> _PROBLEM TO WORK ON_: Can you switch every "document-icon" in the listing below to "file-icon" and write the lines out again with nothing else changed?

Box coordinate listings
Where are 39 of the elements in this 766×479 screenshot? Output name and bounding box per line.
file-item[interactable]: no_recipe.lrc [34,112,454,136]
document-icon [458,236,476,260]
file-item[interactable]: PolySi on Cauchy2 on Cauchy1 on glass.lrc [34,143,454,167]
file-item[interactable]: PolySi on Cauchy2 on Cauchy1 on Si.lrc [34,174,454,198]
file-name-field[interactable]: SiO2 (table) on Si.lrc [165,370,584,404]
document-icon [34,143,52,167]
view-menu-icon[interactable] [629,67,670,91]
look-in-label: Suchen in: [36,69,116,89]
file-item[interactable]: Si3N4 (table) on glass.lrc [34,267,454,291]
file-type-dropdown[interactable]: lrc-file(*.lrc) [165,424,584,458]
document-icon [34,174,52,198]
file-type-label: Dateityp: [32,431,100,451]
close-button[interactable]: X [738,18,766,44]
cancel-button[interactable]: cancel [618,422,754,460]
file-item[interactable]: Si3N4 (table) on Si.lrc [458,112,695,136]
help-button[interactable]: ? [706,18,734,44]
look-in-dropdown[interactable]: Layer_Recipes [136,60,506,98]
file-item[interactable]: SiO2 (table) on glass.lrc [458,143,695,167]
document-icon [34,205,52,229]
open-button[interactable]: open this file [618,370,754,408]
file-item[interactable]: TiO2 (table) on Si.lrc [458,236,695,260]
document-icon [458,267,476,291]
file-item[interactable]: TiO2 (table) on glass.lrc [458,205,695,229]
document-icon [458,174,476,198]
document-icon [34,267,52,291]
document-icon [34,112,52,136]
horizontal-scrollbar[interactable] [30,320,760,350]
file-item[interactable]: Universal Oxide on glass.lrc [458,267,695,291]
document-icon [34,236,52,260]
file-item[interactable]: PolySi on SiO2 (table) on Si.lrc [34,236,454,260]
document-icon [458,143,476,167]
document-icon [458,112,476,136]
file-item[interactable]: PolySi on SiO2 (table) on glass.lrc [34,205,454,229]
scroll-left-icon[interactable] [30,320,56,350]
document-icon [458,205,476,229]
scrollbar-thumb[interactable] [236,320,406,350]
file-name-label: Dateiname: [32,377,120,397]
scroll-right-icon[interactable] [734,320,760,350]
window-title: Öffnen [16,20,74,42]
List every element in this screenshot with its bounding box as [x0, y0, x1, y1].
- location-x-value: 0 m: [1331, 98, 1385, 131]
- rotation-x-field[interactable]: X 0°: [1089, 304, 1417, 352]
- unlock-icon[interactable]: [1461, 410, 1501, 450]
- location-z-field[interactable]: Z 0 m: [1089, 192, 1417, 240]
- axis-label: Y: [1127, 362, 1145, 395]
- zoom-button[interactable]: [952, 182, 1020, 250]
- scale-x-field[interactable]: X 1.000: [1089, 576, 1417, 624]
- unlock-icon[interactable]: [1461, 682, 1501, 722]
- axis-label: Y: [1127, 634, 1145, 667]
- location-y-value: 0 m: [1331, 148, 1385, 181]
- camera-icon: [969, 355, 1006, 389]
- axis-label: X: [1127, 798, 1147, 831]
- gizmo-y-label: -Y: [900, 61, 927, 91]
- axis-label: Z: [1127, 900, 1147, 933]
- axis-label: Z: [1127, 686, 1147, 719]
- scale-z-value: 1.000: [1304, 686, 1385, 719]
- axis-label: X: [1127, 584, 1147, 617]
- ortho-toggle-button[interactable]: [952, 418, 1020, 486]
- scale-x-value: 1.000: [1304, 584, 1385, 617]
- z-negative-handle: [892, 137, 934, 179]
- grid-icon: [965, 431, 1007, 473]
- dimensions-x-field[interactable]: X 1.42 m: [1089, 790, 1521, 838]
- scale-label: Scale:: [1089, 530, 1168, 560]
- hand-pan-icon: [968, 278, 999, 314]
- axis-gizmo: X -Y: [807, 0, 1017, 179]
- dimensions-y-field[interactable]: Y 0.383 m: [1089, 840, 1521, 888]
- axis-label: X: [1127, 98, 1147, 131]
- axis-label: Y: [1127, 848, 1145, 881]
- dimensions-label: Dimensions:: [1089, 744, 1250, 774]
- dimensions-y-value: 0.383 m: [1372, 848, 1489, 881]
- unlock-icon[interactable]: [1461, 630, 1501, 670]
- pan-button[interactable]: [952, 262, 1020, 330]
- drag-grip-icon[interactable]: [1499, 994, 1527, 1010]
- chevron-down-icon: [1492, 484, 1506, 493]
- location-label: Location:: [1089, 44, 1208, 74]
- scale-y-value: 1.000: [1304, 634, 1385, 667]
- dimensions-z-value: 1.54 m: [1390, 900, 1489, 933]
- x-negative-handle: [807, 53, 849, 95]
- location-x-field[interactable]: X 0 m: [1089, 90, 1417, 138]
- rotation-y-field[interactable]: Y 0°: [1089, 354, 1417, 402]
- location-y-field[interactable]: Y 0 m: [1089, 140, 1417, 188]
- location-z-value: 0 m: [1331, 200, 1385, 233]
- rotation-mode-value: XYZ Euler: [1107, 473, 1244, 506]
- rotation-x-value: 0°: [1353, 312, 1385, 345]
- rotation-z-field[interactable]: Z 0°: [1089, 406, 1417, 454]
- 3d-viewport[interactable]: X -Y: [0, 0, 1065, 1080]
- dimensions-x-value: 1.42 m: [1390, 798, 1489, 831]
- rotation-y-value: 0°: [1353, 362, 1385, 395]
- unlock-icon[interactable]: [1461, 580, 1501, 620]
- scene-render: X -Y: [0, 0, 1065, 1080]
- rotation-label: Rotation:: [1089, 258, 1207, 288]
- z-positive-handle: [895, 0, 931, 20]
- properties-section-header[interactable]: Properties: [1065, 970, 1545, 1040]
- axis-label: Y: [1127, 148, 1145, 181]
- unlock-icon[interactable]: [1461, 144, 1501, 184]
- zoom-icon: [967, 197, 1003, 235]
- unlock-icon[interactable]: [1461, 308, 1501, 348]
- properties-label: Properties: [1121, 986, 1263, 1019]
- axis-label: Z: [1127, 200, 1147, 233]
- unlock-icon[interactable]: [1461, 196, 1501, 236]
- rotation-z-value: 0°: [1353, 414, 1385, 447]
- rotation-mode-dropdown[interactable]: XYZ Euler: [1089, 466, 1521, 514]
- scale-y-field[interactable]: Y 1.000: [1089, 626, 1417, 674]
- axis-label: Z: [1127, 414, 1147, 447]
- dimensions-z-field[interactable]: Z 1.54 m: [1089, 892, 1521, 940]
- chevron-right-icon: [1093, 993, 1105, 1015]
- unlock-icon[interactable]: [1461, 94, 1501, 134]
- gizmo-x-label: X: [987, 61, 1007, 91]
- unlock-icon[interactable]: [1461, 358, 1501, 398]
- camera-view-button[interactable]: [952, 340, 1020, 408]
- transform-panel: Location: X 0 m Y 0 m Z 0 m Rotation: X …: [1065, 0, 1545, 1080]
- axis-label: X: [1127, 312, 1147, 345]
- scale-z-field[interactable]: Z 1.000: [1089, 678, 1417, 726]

> _CORRECT RESULT_:
Where are 39 of the elements in this 766×479 screenshot? Output name and bounding box per line.
file-item[interactable]: no_recipe.lrc [34,112,454,136]
file-icon [458,236,476,260]
file-item[interactable]: PolySi on Cauchy2 on Cauchy1 on glass.lrc [34,143,454,167]
file-item[interactable]: PolySi on Cauchy2 on Cauchy1 on Si.lrc [34,174,454,198]
file-name-field[interactable]: SiO2 (table) on Si.lrc [165,370,584,404]
file-icon [34,143,52,167]
view-menu-icon[interactable] [629,67,670,91]
look-in-label: Suchen in: [36,69,116,89]
file-item[interactable]: Si3N4 (table) on glass.lrc [34,267,454,291]
file-type-dropdown[interactable]: lrc-file(*.lrc) [165,424,584,458]
file-icon [34,174,52,198]
file-type-label: Dateityp: [32,431,100,451]
close-button[interactable]: X [738,18,766,44]
cancel-button[interactable]: cancel [618,422,754,460]
file-item[interactable]: Si3N4 (table) on Si.lrc [458,112,695,136]
help-button[interactable]: ? [706,18,734,44]
look-in-dropdown[interactable]: Layer_Recipes [136,60,506,98]
file-item[interactable]: SiO2 (table) on glass.lrc [458,143,695,167]
file-icon [34,205,52,229]
open-button[interactable]: open this file [618,370,754,408]
file-item[interactable]: TiO2 (table) on Si.lrc [458,236,695,260]
file-icon [458,267,476,291]
file-item[interactable]: TiO2 (table) on glass.lrc [458,205,695,229]
file-icon [458,174,476,198]
file-icon [34,267,52,291]
file-icon [34,112,52,136]
horizontal-scrollbar[interactable] [30,320,760,350]
file-item[interactable]: Universal Oxide on glass.lrc [458,267,695,291]
file-icon [34,236,52,260]
file-item[interactable]: PolySi on SiO2 (table) on Si.lrc [34,236,454,260]
file-icon [458,143,476,167]
file-icon [458,112,476,136]
file-item[interactable]: PolySi on SiO2 (table) on glass.lrc [34,205,454,229]
scroll-left-icon[interactable] [30,320,56,350]
file-icon [458,205,476,229]
scrollbar-thumb[interactable] [236,320,406,350]
file-name-label: Dateiname: [32,377,120,397]
scroll-right-icon[interactable] [734,320,760,350]
window-title: Öffnen [16,20,74,42]
List every element in this screenshot with its bounding box as [x0, y0, x1, y1].
- location-x-value: 0 m: [1331, 98, 1385, 131]
- rotation-x-field[interactable]: X 0°: [1089, 304, 1417, 352]
- unlock-icon[interactable]: [1461, 410, 1501, 450]
- location-z-field[interactable]: Z 0 m: [1089, 192, 1417, 240]
- axis-label: Y: [1127, 362, 1145, 395]
- zoom-button[interactable]: [952, 182, 1020, 250]
- scale-x-field[interactable]: X 1.000: [1089, 576, 1417, 624]
- unlock-icon[interactable]: [1461, 682, 1501, 722]
- axis-label: Y: [1127, 634, 1145, 667]
- location-y-value: 0 m: [1331, 148, 1385, 181]
- camera-icon: [969, 355, 1006, 389]
- axis-label: X: [1127, 798, 1147, 831]
- gizmo-y-label: -Y: [900, 61, 927, 91]
- axis-label: Z: [1127, 900, 1147, 933]
- axis-label: Z: [1127, 686, 1147, 719]
- scale-z-value: 1.000: [1304, 686, 1385, 719]
- axis-label: X: [1127, 584, 1147, 617]
- ortho-toggle-button[interactable]: [952, 418, 1020, 486]
- scale-x-value: 1.000: [1304, 584, 1385, 617]
- z-negative-handle: [892, 137, 934, 179]
- grid-icon: [965, 431, 1007, 473]
- dimensions-x-field[interactable]: X 1.42 m: [1089, 790, 1521, 838]
- scale-label: Scale:: [1089, 530, 1168, 560]
- hand-pan-icon: [968, 278, 999, 314]
- axis-gizmo: X -Y: [807, 0, 1017, 179]
- dimensions-y-field[interactable]: Y 0.383 m: [1089, 840, 1521, 888]
- axis-label: X: [1127, 98, 1147, 131]
- axis-label: Y: [1127, 848, 1145, 881]
- dimensions-label: Dimensions:: [1089, 744, 1250, 774]
- dimensions-y-value: 0.383 m: [1372, 848, 1489, 881]
- unlock-icon[interactable]: [1461, 630, 1501, 670]
- pan-button[interactable]: [952, 262, 1020, 330]
- drag-grip-icon[interactable]: [1499, 994, 1527, 1010]
- chevron-down-icon: [1492, 484, 1506, 493]
- location-label: Location:: [1089, 44, 1208, 74]
- scale-y-value: 1.000: [1304, 634, 1385, 667]
- dimensions-z-value: 1.54 m: [1390, 900, 1489, 933]
- x-negative-handle: [807, 53, 849, 95]
- location-x-field[interactable]: X 0 m: [1089, 90, 1417, 138]
- rotation-y-field[interactable]: Y 0°: [1089, 354, 1417, 402]
- location-y-field[interactable]: Y 0 m: [1089, 140, 1417, 188]
- location-z-value: 0 m: [1331, 200, 1385, 233]
- rotation-mode-value: XYZ Euler: [1107, 473, 1244, 506]
- rotation-x-value: 0°: [1353, 312, 1385, 345]
- rotation-z-field[interactable]: Z 0°: [1089, 406, 1417, 454]
- 3d-viewport[interactable]: X -Y: [0, 0, 1065, 1080]
- dimensions-x-value: 1.42 m: [1390, 798, 1489, 831]
- rotation-y-value: 0°: [1353, 362, 1385, 395]
- unlock-icon[interactable]: [1461, 580, 1501, 620]
- scene-render: X -Y: [0, 0, 1065, 1080]
- rotation-label: Rotation:: [1089, 258, 1207, 288]
- z-positive-handle: [895, 0, 931, 20]
- properties-section-header[interactable]: Properties: [1065, 970, 1545, 1040]
- axis-label: Y: [1127, 148, 1145, 181]
- unlock-icon[interactable]: [1461, 144, 1501, 184]
- zoom-icon: [967, 197, 1003, 235]
- unlock-icon[interactable]: [1461, 308, 1501, 348]
- properties-label: Properties: [1121, 986, 1263, 1019]
- axis-label: Z: [1127, 200, 1147, 233]
- unlock-icon[interactable]: [1461, 196, 1501, 236]
- rotation-z-value: 0°: [1353, 414, 1385, 447]
- rotation-mode-dropdown[interactable]: XYZ Euler: [1089, 466, 1521, 514]
- scale-y-field[interactable]: Y 1.000: [1089, 626, 1417, 674]
- axis-label: Z: [1127, 414, 1147, 447]
- dimensions-z-field[interactable]: Z 1.54 m: [1089, 892, 1521, 940]
- chevron-right-icon: [1093, 993, 1105, 1015]
- unlock-icon[interactable]: [1461, 94, 1501, 134]
- gizmo-x-label: X: [987, 61, 1007, 91]
- unlock-icon[interactable]: [1461, 358, 1501, 398]
- camera-view-button[interactable]: [952, 340, 1020, 408]
- transform-panel: Location: X 0 m Y 0 m Z 0 m Rotation: X …: [1065, 0, 1545, 1080]
- axis-label: X: [1127, 312, 1147, 345]
- scale-z-field[interactable]: Z 1.000: [1089, 678, 1417, 726]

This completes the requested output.